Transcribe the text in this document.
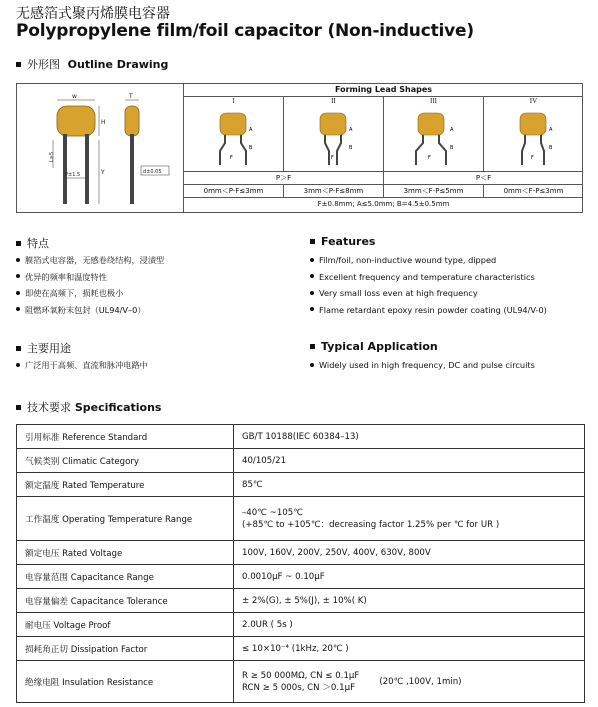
无感箔式聚丙烯膜电容器
Polypropylene film/foil capacitor (Non-inductive)
外形图 Outline Drawing
w
H
Y
L≥5
P±1.5
T
d±0.05
Forming Lead Shapes
I
A
B
F
II
A
B
F
III
A
B
F
IV
A
B
F
P＞F	P＜F
0mm＜P-F≤3mm	3mm＜P-F≤8mm	3mm＜F-P≤5mm	0mm＜F-P≤3mm
F±0.8mm; A≤5.0mm; B=4.5±0.5mm
特点
膜箔式电容器，无感卷绕结构，浸渍型
优异的频率和温度特性
即使在高频下，损耗也极小
阻燃环氧粉末包封（UL94/V–0）
Features
Film/foil, non-inductive wound type, dipped
Excellent frequency and temperature characteristics
Very small loss even at high frequency
Flame retardant epoxy resin powder coating (UL94/V-0)
主要用途
广泛用于高频、直流和脉冲电路中
Typical Application
Widely used in high frequency, DC and pulse circuits
技术要求 Specifications
引用标准 Reference Standard	GB/T 10188(IEC 60384–13)
气候类别 Climatic Category	40/105/21
额定温度 Rated Temperature	85℃
工作温度 Operating Temperature Range	–40℃ ~105℃
(+85℃ to +105℃：decreasing factor 1.25% per ℃ for UR )

额定电压 Rated Voltage	100V, 160V, 200V, 250V, 400V, 630V, 800V
电容量范围 Capacitance Range	0.0010μF ~ 0.10μF
电容量偏差 Capacitance Tolerance	± 2%(G), ± 5%(J), ± 10%( K)
耐电压 Voltage Proof	2.0UR ( 5s )
损耗角正切 Dissipation Factor	≤ 10×10⁻⁴ (1kHz, 20℃ )
绝缘电阻 Insulation Resistance	R ≥ 50 000MΩ, CN ≤ 0.1μF
RCN ≥ 5 000s, CN ＞0.1μF
(20℃ ,100V, 1min)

TASK INSTRUCTIONS: Write out the records above exactly as they stand, leaving out every picture.

SOLVED EXERCISE:
Transcribe the text in this document.
无感箔式聚丙烯膜电容器
Polypropylene film/foil capacitor (Non-inductive)
外形图 Outline Drawing
w
H
Y
L≥5
P±1.5
T
d±0.05
Forming Lead Shapes
I
A
B
F
II
A
B
F
III
A
B
F
IV
A
B
F
P＞F	P＜F
0mm＜P-F≤3mm	3mm＜P-F≤8mm	3mm＜F-P≤5mm	0mm＜F-P≤3mm
F±0.8mm; A≤5.0mm; B=4.5±0.5mm
特点
膜箔式电容器，无感卷绕结构，浸渍型
优异的频率和温度特性
即使在高频下，损耗也极小
阻燃环氧粉末包封（UL94/V–0）
Features
Film/foil, non-inductive wound type, dipped
Excellent frequency and temperature characteristics
Very small loss even at high frequency
Flame retardant epoxy resin powder coating (UL94/V-0)
主要用途
广泛用于高频、直流和脉冲电路中
Typical Application
Widely used in high frequency, DC and pulse circuits
技术要求 Specifications
引用标准 Reference Standard	GB/T 10188(IEC 60384–13)
气候类别 Climatic Category	40/105/21
额定温度 Rated Temperature	85℃
工作温度 Operating Temperature Range	–40℃ ~105℃
(+85℃ to +105℃：decreasing factor 1.25% per ℃ for UR )

额定电压 Rated Voltage	100V, 160V, 200V, 250V, 400V, 630V, 800V
电容量范围 Capacitance Range	0.0010μF ~ 0.10μF
电容量偏差 Capacitance Tolerance	± 2%(G), ± 5%(J), ± 10%( K)
耐电压 Voltage Proof	2.0UR ( 5s )
损耗角正切 Dissipation Factor	≤ 10×10⁻⁴ (1kHz, 20℃ )
绝缘电阻 Insulation Resistance	R ≥ 50 000MΩ, CN ≤ 0.1μF
RCN ≥ 5 000s, CN ＞0.1μF
(20℃ ,100V, 1min)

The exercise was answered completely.